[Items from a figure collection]
- - -

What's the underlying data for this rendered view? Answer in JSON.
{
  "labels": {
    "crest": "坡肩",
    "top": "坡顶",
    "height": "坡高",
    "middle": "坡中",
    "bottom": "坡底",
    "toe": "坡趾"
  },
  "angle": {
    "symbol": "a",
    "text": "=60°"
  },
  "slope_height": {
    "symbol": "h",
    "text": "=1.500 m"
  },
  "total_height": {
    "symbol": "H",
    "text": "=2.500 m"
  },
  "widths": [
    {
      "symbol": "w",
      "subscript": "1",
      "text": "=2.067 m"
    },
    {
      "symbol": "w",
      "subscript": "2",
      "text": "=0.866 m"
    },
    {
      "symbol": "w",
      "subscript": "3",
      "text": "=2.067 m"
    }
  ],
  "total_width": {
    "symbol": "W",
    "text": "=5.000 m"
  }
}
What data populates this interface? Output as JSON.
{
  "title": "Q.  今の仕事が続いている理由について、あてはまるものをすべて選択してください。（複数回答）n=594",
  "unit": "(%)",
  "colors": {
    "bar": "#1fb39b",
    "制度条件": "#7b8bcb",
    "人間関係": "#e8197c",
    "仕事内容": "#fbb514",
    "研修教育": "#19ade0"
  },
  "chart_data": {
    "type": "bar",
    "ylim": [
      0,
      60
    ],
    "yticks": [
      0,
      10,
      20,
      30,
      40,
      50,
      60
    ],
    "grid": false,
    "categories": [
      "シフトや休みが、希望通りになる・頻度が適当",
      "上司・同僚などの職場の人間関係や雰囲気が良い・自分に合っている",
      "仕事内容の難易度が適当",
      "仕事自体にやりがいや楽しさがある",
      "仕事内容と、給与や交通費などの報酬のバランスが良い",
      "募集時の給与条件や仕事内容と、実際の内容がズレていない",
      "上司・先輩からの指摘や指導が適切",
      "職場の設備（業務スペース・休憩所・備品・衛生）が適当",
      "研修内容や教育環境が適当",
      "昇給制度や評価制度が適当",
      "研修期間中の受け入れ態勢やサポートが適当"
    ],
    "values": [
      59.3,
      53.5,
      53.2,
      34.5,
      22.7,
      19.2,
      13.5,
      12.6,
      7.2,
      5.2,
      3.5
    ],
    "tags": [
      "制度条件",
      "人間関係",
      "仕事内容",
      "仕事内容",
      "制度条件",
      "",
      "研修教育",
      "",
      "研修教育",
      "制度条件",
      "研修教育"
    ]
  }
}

- - -

§ **TASK**
Make an exact copy of the listing, including every line.

§ **SOLUTION TO THIS EXERCISE**
What's the underlying data for this rendered view? Answer in JSON.
{
  "labels": {
    "crest": "坡肩",
    "top": "坡顶",
    "height": "坡高",
    "middle": "坡中",
    "bottom": "坡底",
    "toe": "坡趾"
  },
  "angle": {
    "symbol": "a",
    "text": "=60°"
  },
  "slope_height": {
    "symbol": "h",
    "text": "=1.500 m"
  },
  "total_height": {
    "symbol": "H",
    "text": "=2.500 m"
  },
  "widths": [
    {
      "symbol": "w",
      "subscript": "1",
      "text": "=2.067 m"
    },
    {
      "symbol": "w",
      "subscript": "2",
      "text": "=0.866 m"
    },
    {
      "symbol": "w",
      "subscript": "3",
      "text": "=2.067 m"
    }
  ],
  "total_width": {
    "symbol": "W",
    "text": "=5.000 m"
  }
}
What data populates this interface? Output as JSON.
{
  "title": "Q.  今の仕事が続いている理由について、あてはまるものをすべて選択してください。（複数回答）n=594",
  "unit": "(%)",
  "colors": {
    "bar": "#1fb39b",
    "制度条件": "#7b8bcb",
    "人間関係": "#e8197c",
    "仕事内容": "#fbb514",
    "研修教育": "#19ade0"
  },
  "chart_data": {
    "type": "bar",
    "ylim": [
      0,
      60
    ],
    "yticks": [
      0,
      10,
      20,
      30,
      40,
      50,
      60
    ],
    "grid": false,
    "categories": [
      "シフトや休みが、希望通りになる・頻度が適当",
      "上司・同僚などの職場の人間関係や雰囲気が良い・自分に合っている",
      "仕事内容の難易度が適当",
      "仕事自体にやりがいや楽しさがある",
      "仕事内容と、給与や交通費などの報酬のバランスが良い",
      "募集時の給与条件や仕事内容と、実際の内容がズレていない",
      "上司・先輩からの指摘や指導が適切",
      "職場の設備（業務スペース・休憩所・備品・衛生）が適当",
      "研修内容や教育環境が適当",
      "昇給制度や評価制度が適当",
      "研修期間中の受け入れ態勢やサポートが適当"
    ],
    "values": [
      59.3,
      53.5,
      53.2,
      34.5,
      22.7,
      19.2,
      13.5,
      12.6,
      7.2,
      5.2,
      3.5
    ],
    "tags": [
      "制度条件",
      "人間関係",
      "仕事内容",
      "仕事内容",
      "制度条件",
      "",
      "研修教育",
      "",
      "研修教育",
      "制度条件",
      "研修教育"
    ]
  }
}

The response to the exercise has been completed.